Stored records:
begin

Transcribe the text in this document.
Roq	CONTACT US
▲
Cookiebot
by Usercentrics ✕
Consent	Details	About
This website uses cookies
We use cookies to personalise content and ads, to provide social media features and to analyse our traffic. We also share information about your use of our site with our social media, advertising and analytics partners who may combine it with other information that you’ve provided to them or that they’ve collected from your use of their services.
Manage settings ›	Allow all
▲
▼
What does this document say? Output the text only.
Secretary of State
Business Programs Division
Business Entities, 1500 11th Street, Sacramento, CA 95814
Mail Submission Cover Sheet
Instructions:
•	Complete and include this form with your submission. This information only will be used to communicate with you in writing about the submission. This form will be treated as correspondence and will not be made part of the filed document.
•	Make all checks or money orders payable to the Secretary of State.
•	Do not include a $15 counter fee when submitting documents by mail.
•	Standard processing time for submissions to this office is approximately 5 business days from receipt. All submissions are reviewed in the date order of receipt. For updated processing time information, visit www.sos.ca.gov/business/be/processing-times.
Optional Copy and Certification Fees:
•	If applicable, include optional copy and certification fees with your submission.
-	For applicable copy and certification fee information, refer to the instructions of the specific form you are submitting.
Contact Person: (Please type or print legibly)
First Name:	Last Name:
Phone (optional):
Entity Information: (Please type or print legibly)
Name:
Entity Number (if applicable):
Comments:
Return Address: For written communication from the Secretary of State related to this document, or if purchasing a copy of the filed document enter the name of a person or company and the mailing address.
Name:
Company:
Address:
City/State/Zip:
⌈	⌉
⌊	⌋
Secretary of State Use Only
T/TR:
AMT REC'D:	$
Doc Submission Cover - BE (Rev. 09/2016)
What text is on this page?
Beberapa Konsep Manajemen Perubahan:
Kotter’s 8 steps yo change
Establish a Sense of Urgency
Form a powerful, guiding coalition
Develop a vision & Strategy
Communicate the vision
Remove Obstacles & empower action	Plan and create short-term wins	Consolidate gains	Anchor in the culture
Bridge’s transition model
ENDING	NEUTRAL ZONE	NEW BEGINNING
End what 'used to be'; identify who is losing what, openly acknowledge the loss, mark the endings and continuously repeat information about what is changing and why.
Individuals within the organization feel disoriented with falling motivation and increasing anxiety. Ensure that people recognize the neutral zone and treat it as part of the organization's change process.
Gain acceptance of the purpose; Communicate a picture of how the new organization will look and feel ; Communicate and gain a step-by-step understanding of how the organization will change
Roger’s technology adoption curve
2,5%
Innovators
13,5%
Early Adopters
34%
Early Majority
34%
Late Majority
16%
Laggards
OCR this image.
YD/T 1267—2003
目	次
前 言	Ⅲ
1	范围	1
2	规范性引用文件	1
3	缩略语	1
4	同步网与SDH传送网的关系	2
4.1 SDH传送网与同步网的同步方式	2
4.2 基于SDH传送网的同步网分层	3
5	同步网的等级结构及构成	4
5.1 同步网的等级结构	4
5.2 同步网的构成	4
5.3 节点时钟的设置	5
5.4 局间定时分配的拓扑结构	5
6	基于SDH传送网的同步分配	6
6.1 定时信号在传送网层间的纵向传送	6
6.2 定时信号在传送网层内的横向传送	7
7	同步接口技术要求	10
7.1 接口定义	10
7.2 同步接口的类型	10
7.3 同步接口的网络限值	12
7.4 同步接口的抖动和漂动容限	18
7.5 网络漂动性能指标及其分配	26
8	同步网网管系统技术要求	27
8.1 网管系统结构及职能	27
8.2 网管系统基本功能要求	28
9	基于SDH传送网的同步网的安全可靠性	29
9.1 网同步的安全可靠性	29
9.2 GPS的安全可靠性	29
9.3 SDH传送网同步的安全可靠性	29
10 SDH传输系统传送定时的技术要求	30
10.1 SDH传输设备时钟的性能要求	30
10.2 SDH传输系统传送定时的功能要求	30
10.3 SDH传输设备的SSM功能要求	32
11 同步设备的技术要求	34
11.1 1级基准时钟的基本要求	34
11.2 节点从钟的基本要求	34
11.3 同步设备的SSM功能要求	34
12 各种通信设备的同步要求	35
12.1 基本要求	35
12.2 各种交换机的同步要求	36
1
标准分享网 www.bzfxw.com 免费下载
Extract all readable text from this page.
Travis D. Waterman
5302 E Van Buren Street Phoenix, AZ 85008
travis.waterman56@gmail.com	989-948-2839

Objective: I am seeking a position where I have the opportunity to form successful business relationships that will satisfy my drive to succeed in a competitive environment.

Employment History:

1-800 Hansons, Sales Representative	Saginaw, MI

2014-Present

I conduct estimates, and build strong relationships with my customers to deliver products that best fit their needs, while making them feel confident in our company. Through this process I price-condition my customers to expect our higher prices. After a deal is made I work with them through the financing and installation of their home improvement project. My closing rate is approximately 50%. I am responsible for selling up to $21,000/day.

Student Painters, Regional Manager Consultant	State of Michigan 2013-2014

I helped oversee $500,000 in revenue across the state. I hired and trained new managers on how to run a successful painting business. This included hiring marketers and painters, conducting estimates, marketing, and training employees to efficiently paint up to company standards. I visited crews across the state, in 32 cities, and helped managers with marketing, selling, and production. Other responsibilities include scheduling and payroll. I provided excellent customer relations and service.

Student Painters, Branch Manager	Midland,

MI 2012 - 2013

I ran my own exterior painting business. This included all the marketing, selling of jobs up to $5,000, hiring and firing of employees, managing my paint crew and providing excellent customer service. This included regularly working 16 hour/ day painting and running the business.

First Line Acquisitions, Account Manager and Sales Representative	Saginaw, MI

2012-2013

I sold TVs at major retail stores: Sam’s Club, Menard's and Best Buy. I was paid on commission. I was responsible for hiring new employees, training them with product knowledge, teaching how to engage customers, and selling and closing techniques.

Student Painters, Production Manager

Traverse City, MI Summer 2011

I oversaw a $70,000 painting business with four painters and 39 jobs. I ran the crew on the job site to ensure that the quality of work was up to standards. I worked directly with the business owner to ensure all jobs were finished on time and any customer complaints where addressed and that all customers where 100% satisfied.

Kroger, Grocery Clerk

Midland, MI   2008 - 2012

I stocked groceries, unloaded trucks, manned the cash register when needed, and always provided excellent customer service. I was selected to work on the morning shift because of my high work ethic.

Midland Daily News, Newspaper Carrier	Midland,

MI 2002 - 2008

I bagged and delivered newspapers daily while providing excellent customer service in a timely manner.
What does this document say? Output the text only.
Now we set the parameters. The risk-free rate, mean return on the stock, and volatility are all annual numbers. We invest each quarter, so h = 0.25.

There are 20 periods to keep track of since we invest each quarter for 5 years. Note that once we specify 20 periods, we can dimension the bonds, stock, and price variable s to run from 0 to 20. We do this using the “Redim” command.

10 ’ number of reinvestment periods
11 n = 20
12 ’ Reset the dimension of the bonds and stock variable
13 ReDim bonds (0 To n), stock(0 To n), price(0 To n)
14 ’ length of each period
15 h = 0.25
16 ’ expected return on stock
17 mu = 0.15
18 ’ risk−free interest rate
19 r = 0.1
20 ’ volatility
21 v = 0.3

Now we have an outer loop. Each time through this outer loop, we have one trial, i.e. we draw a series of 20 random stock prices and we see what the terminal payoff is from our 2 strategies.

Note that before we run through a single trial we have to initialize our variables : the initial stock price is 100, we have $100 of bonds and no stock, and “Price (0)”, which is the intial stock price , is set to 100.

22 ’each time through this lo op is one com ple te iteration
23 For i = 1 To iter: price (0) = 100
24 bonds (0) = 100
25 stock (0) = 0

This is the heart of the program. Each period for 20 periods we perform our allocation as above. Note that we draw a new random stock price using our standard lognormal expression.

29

end

Exercise objective. Each record above should be repeated exactly as it appears.

Exercise response.
Transcribe the text in this document.
Roq	CONTACT US
▲
Cookiebot
by Usercentrics ✕
Consent	Details	About
This website uses cookies
We use cookies to personalise content and ads, to provide social media features and to analyse our traffic. We also share information about your use of our site with our social media, advertising and analytics partners who may combine it with other information that you’ve provided to them or that they’ve collected from your use of their services.
Manage settings ›	Allow all
▲
▼
What does this document say? Output the text only.
Secretary of State
Business Programs Division
Business Entities, 1500 11th Street, Sacramento, CA 95814
Mail Submission Cover Sheet
Instructions:
•	Complete and include this form with your submission. This information only will be used to communicate with you in writing about the submission. This form will be treated as correspondence and will not be made part of the filed document.
•	Make all checks or money orders payable to the Secretary of State.
•	Do not include a $15 counter fee when submitting documents by mail.
•	Standard processing time for submissions to this office is approximately 5 business days from receipt. All submissions are reviewed in the date order of receipt. For updated processing time information, visit www.sos.ca.gov/business/be/processing-times.
Optional Copy and Certification Fees:
•	If applicable, include optional copy and certification fees with your submission.
-	For applicable copy and certification fee information, refer to the instructions of the specific form you are submitting.
Contact Person: (Please type or print legibly)
First Name:	Last Name:
Phone (optional):
Entity Information: (Please type or print legibly)
Name:
Entity Number (if applicable):
Comments:
Return Address: For written communication from the Secretary of State related to this document, or if purchasing a copy of the filed document enter the name of a person or company and the mailing address.
Name:
Company:
Address:
City/State/Zip:
⌈	⌉
⌊	⌋
Secretary of State Use Only
T/TR:
AMT REC'D:	$
Doc Submission Cover - BE (Rev. 09/2016)
What text is on this page?
Beberapa Konsep Manajemen Perubahan:
Kotter’s 8 steps yo change
Establish a Sense of Urgency
Form a powerful, guiding coalition
Develop a vision & Strategy
Communicate the vision
Remove Obstacles & empower action	Plan and create short-term wins	Consolidate gains	Anchor in the culture
Bridge’s transition model
ENDING	NEUTRAL ZONE	NEW BEGINNING
End what 'used to be'; identify who is losing what, openly acknowledge the loss, mark the endings and continuously repeat information about what is changing and why.
Individuals within the organization feel disoriented with falling motivation and increasing anxiety. Ensure that people recognize the neutral zone and treat it as part of the organization's change process.
Gain acceptance of the purpose; Communicate a picture of how the new organization will look and feel ; Communicate and gain a step-by-step understanding of how the organization will change
Roger’s technology adoption curve
2,5%
Innovators
13,5%
Early Adopters
34%
Early Majority
34%
Late Majority
16%
Laggards
OCR this image.
YD/T 1267—2003
目	次
前 言	Ⅲ
1	范围	1
2	规范性引用文件	1
3	缩略语	1
4	同步网与SDH传送网的关系	2
4.1 SDH传送网与同步网的同步方式	2
4.2 基于SDH传送网的同步网分层	3
5	同步网的等级结构及构成	4
5.1 同步网的等级结构	4
5.2 同步网的构成	4
5.3 节点时钟的设置	5
5.4 局间定时分配的拓扑结构	5
6	基于SDH传送网的同步分配	6
6.1 定时信号在传送网层间的纵向传送	6
6.2 定时信号在传送网层内的横向传送	7
7	同步接口技术要求	10
7.1 接口定义	10
7.2 同步接口的类型	10
7.3 同步接口的网络限值	12
7.4 同步接口的抖动和漂动容限	18
7.5 网络漂动性能指标及其分配	26
8	同步网网管系统技术要求	27
8.1 网管系统结构及职能	27
8.2 网管系统基本功能要求	28
9	基于SDH传送网的同步网的安全可靠性	29
9.1 网同步的安全可靠性	29
9.2 GPS的安全可靠性	29
9.3 SDH传送网同步的安全可靠性	29
10 SDH传输系统传送定时的技术要求	30
10.1 SDH传输设备时钟的性能要求	30
10.2 SDH传输系统传送定时的功能要求	30
10.3 SDH传输设备的SSM功能要求	32
11 同步设备的技术要求	34
11.1 1级基准时钟的基本要求	34
11.2 节点从钟的基本要求	34
11.3 同步设备的SSM功能要求	34
12 各种通信设备的同步要求	35
12.1 基本要求	35
12.2 各种交换机的同步要求	36
1
标准分享网 www.bzfxw.com 免费下载
Extract all readable text from this page.
Travis D. Waterman
5302 E Van Buren Street Phoenix, AZ 85008
travis.waterman56@gmail.com	989-948-2839

Objective: I am seeking a position where I have the opportunity to form successful business relationships that will satisfy my drive to succeed in a competitive environment.

Employment History:

1-800 Hansons, Sales Representative	Saginaw, MI

2014-Present

I conduct estimates, and build strong relationships with my customers to deliver products that best fit their needs, while making them feel confident in our company. Through this process I price-condition my customers to expect our higher prices. After a deal is made I work with them through the financing and installation of their home improvement project. My closing rate is approximately 50%. I am responsible for selling up to $21,000/day.

Student Painters, Regional Manager Consultant	State of Michigan 2013-2014

I helped oversee $500,000 in revenue across the state. I hired and trained new managers on how to run a successful painting business. This included hiring marketers and painters, conducting estimates, marketing, and training employees to efficiently paint up to company standards. I visited crews across the state, in 32 cities, and helped managers with marketing, selling, and production. Other responsibilities include scheduling and payroll. I provided excellent customer relations and service.

Student Painters, Branch Manager	Midland,

MI 2012 - 2013

I ran my own exterior painting business. This included all the marketing, selling of jobs up to $5,000, hiring and firing of employees, managing my paint crew and providing excellent customer service. This included regularly working 16 hour/ day painting and running the business.

First Line Acquisitions, Account Manager and Sales Representative	Saginaw, MI

2012-2013

I sold TVs at major retail stores: Sam’s Club, Menard's and Best Buy. I was paid on commission. I was responsible for hiring new employees, training them with product knowledge, teaching how to engage customers, and selling and closing techniques.

Student Painters, Production Manager

Traverse City, MI Summer 2011

I oversaw a $70,000 painting business with four painters and 39 jobs. I ran the crew on the job site to ensure that the quality of work was up to standards. I worked directly with the business owner to ensure all jobs were finished on time and any customer complaints where addressed and that all customers where 100% satisfied.

Kroger, Grocery Clerk

Midland, MI   2008 - 2012

I stocked groceries, unloaded trucks, manned the cash register when needed, and always provided excellent customer service. I was selected to work on the morning shift because of my high work ethic.

Midland Daily News, Newspaper Carrier	Midland,

MI 2002 - 2008

I bagged and delivered newspapers daily while providing excellent customer service in a timely manner.
What does this document say? Output the text only.
Now we set the parameters. The risk-free rate, mean return on the stock, and volatility are all annual numbers. We invest each quarter, so h = 0.25.

There are 20 periods to keep track of since we invest each quarter for 5 years. Note that once we specify 20 periods, we can dimension the bonds, stock, and price variable s to run from 0 to 20. We do this using the “Redim” command.

10 ’ number of reinvestment periods
11 n = 20
12 ’ Reset the dimension of the bonds and stock variable
13 ReDim bonds (0 To n), stock(0 To n), price(0 To n)
14 ’ length of each period
15 h = 0.25
16 ’ expected return on stock
17 mu = 0.15
18 ’ risk−free interest rate
19 r = 0.1
20 ’ volatility
21 v = 0.3

Now we have an outer loop. Each time through this outer loop, we have one trial, i.e. we draw a series of 20 random stock prices and we see what the terminal payoff is from our 2 strategies.

Note that before we run through a single trial we have to initialize our variables : the initial stock price is 100, we have $100 of bonds and no stock, and “Price (0)”, which is the intial stock price , is set to 100.

22 ’each time through this lo op is one com ple te iteration
23 For i = 1 To iter: price (0) = 100
24 bonds (0) = 100
25 stock (0) = 0

This is the heart of the program. Each period for 20 periods we perform our allocation as above. Note that we draw a new random stock price using our standard lognormal expression.

29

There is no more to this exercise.